◆ Written problem ◆
Across the entries below, how many lines contain the word "page"? Give the number alone.

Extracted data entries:

<<<<

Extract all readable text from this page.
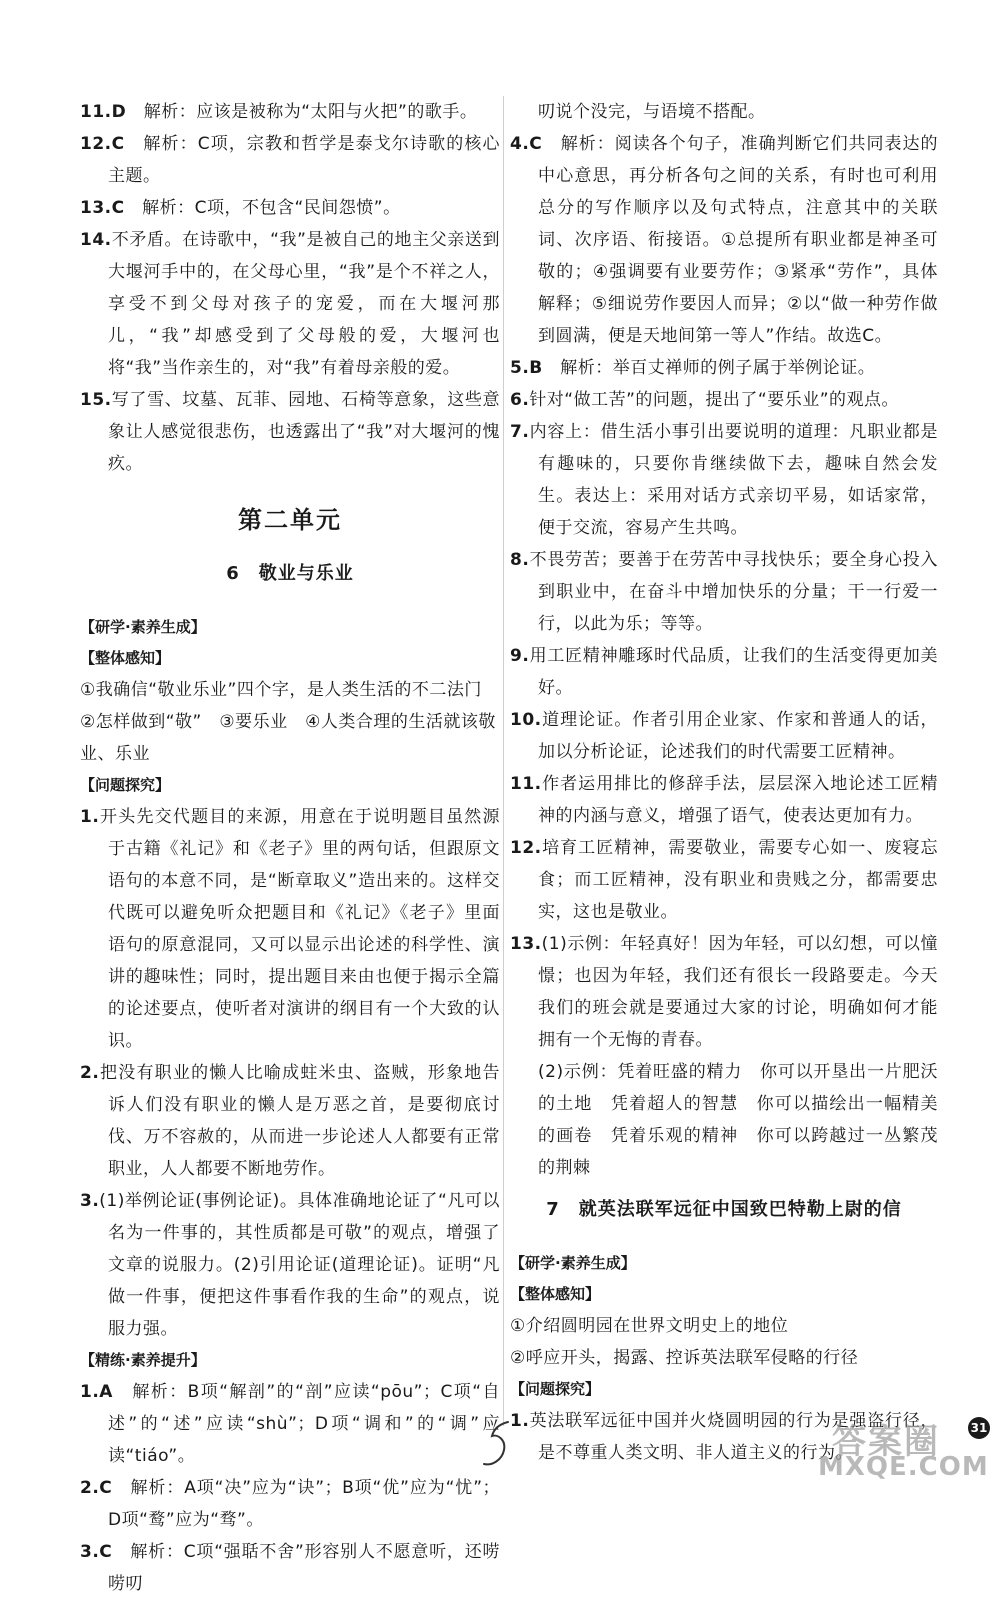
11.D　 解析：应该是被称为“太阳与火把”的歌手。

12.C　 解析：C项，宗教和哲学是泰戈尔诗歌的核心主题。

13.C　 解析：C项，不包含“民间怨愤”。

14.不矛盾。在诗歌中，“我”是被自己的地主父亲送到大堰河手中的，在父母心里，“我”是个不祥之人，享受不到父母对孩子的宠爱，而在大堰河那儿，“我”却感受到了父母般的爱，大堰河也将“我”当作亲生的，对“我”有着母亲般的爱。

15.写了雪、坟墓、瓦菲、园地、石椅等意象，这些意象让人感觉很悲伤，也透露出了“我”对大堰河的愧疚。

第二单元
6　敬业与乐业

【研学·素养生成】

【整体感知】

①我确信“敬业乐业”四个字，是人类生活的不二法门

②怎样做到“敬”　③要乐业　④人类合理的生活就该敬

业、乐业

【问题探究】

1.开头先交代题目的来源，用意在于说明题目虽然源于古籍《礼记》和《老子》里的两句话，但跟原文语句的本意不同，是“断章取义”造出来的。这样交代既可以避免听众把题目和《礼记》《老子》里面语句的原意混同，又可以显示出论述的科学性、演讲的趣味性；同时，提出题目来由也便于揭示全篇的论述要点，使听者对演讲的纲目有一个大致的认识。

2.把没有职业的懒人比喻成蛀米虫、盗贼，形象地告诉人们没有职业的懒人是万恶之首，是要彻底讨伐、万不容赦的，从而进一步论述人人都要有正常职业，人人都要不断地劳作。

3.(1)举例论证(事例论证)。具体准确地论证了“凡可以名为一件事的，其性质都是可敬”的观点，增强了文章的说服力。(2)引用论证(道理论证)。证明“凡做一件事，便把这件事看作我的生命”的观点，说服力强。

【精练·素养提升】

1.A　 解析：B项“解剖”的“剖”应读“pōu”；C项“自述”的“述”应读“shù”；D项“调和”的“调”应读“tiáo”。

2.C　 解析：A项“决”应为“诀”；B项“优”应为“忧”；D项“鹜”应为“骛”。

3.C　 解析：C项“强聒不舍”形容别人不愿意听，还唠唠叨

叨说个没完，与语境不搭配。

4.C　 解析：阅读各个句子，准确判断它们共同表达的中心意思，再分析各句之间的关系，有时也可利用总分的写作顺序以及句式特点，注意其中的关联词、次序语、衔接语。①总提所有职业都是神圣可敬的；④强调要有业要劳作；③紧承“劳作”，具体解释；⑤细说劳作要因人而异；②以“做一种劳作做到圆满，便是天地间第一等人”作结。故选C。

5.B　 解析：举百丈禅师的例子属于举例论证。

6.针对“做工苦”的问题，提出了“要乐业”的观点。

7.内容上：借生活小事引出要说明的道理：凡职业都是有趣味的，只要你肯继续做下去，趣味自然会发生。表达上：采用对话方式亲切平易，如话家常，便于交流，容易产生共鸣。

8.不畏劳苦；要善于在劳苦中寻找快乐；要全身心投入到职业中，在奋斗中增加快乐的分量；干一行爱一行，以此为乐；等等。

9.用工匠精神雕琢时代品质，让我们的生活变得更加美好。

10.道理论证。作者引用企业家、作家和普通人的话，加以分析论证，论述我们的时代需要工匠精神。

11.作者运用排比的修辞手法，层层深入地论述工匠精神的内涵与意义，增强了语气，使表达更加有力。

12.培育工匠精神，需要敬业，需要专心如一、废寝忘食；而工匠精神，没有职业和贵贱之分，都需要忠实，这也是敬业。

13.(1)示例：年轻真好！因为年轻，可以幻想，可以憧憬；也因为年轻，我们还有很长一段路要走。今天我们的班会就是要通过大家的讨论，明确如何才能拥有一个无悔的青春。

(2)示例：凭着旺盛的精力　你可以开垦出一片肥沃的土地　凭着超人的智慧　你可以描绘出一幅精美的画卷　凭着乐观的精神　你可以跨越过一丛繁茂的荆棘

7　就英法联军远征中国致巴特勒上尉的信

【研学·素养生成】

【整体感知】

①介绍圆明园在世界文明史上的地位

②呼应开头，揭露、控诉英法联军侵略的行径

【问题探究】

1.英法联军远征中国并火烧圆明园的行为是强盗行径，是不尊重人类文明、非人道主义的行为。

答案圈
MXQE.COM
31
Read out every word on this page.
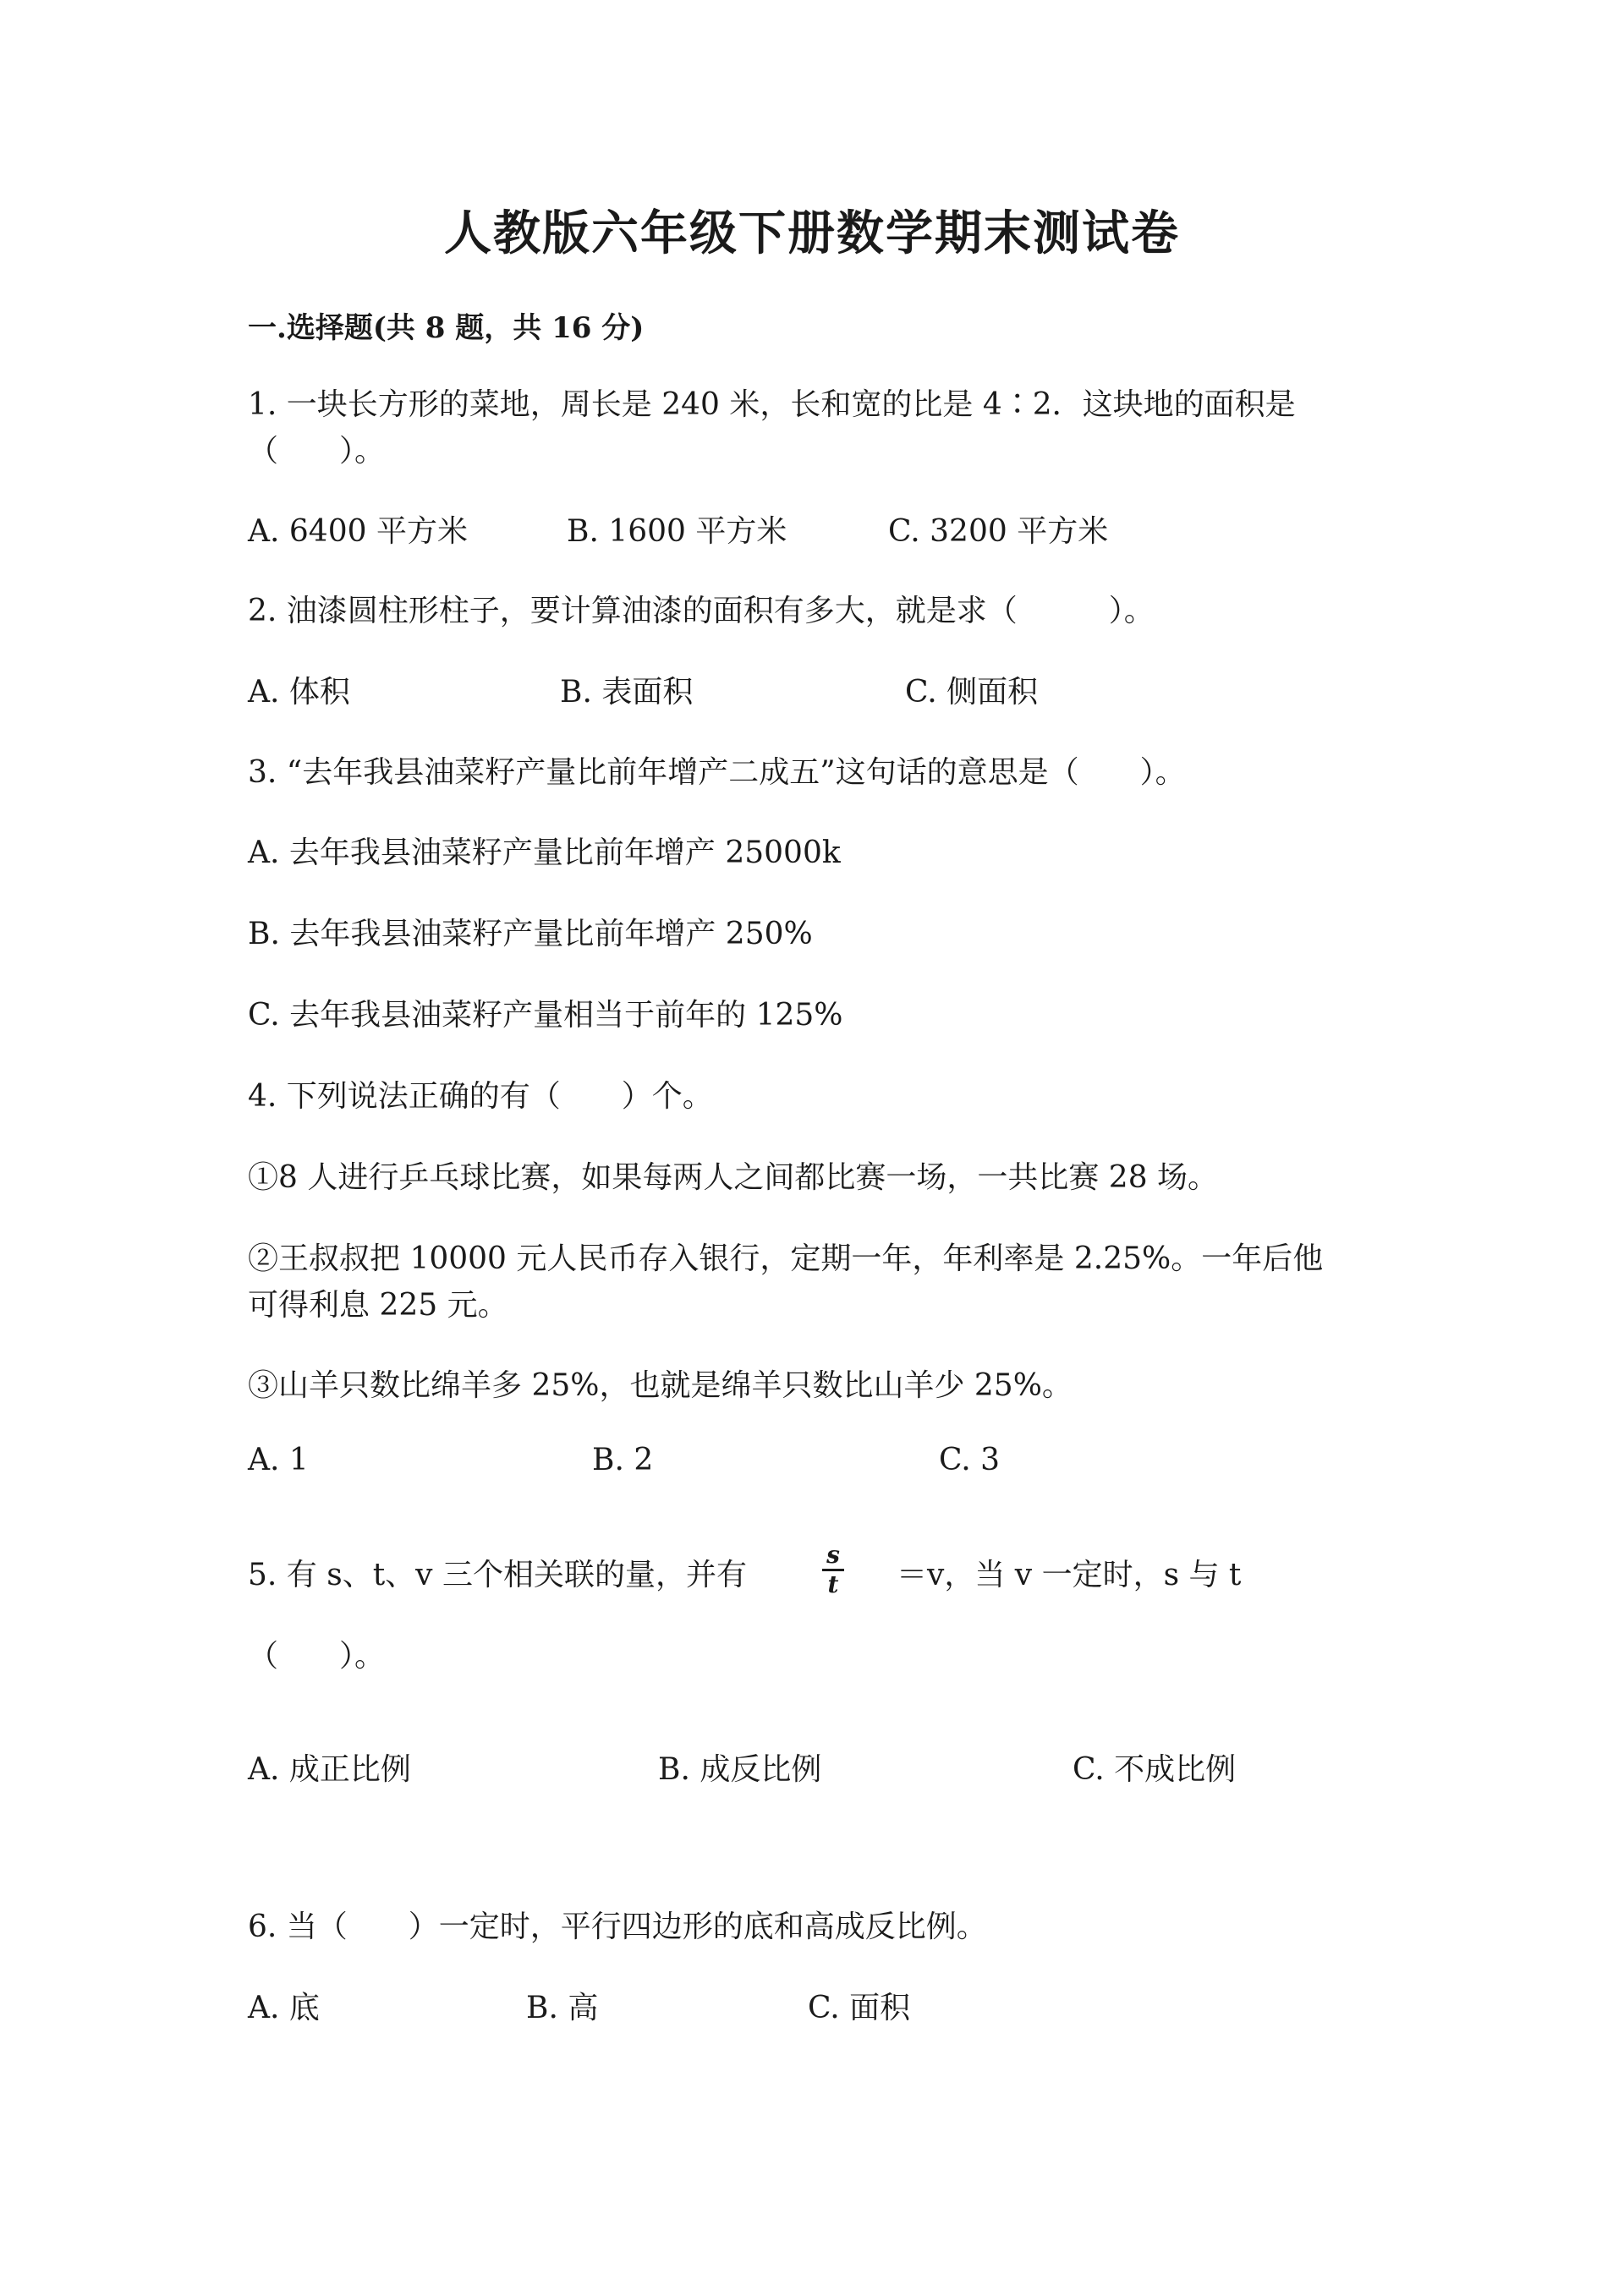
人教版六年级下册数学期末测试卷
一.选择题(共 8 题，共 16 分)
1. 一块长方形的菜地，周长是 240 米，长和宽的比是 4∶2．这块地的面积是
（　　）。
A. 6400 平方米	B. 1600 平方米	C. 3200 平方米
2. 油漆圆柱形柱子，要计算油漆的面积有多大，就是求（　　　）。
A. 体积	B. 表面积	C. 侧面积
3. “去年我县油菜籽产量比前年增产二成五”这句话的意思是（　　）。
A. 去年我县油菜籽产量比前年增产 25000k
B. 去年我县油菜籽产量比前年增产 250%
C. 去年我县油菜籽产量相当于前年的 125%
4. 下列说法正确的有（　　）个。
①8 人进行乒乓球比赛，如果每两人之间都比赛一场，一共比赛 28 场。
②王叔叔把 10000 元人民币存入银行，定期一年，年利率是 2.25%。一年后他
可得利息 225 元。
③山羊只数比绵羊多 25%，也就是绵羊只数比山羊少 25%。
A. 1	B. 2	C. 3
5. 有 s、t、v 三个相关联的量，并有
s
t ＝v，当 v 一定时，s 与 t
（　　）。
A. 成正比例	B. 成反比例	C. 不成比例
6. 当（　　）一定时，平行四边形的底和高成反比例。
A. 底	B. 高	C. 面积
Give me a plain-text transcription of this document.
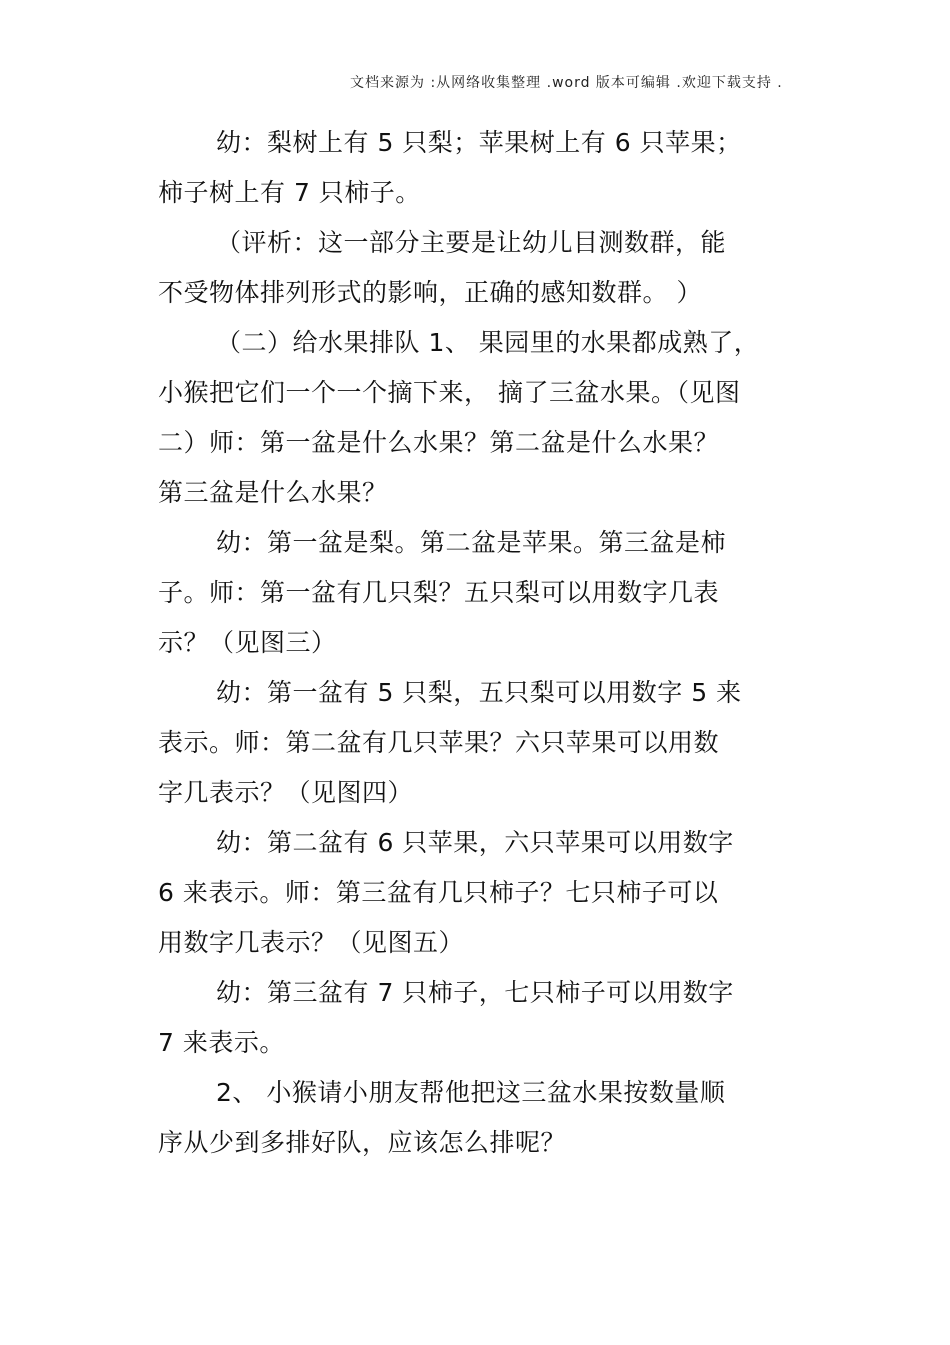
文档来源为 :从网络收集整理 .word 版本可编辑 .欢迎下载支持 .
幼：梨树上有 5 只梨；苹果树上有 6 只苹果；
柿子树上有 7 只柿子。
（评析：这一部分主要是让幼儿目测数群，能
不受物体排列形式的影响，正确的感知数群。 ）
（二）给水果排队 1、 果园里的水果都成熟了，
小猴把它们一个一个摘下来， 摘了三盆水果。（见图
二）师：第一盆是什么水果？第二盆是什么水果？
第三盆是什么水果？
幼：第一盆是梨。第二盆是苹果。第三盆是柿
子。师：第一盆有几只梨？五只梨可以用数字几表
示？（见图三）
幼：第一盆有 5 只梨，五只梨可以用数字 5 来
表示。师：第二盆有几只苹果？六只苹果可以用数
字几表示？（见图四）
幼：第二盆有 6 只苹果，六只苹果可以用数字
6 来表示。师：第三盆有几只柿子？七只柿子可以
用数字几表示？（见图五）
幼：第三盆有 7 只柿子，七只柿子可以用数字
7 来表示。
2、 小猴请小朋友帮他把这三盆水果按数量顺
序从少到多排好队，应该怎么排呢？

>>>>

◆ Response to the exercise ◆
2